Exercise description:
Return each line of the listing that contains the string "Funds".

* start Exercise material *

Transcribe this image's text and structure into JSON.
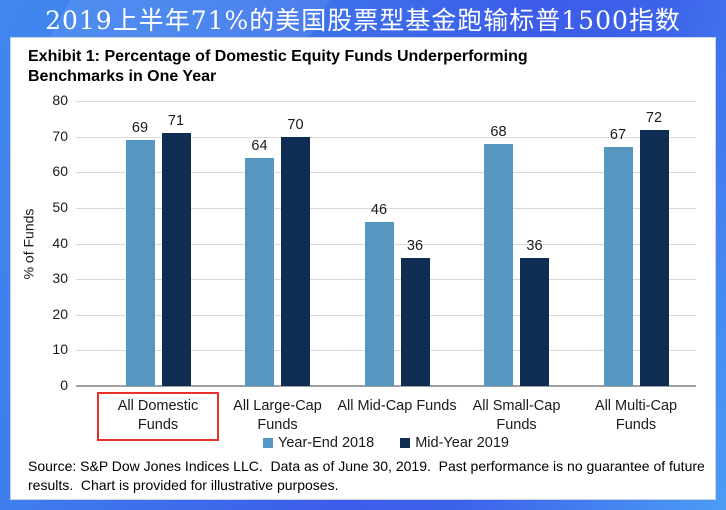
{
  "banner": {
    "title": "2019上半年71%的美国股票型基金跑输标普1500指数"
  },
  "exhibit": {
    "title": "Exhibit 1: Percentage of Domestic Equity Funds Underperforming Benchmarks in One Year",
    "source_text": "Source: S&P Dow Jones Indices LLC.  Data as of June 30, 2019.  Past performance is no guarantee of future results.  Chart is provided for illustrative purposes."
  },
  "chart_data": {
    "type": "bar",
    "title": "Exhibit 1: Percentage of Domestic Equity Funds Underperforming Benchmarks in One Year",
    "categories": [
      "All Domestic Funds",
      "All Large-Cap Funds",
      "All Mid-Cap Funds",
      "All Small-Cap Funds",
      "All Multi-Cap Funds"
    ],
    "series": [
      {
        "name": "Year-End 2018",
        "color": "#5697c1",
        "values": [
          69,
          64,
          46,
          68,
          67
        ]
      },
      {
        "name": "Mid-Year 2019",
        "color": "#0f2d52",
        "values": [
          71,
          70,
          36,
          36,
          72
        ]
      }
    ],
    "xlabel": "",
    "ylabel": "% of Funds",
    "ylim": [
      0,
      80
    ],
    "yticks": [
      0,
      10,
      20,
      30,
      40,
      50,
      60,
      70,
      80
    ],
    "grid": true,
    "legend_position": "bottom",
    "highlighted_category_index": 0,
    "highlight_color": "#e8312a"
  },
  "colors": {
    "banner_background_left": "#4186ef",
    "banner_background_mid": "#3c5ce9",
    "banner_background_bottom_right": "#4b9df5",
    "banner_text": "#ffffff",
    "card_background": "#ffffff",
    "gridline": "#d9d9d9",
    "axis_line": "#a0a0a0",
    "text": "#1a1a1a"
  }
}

* end Exercise material *

The answer:
    "title": "Exhibit 1: Percentage of Domestic Equity Funds Underperforming Benchmarks in One Year",
    "title": "Exhibit 1: Percentage of Domestic Equity Funds Underperforming Benchmarks in One Year",
      "All Domestic Funds",
      "All Large-Cap Funds",
      "All Mid-Cap Funds",
      "All Small-Cap Funds",
      "All Multi-Cap Funds"
    "ylabel": "% of Funds",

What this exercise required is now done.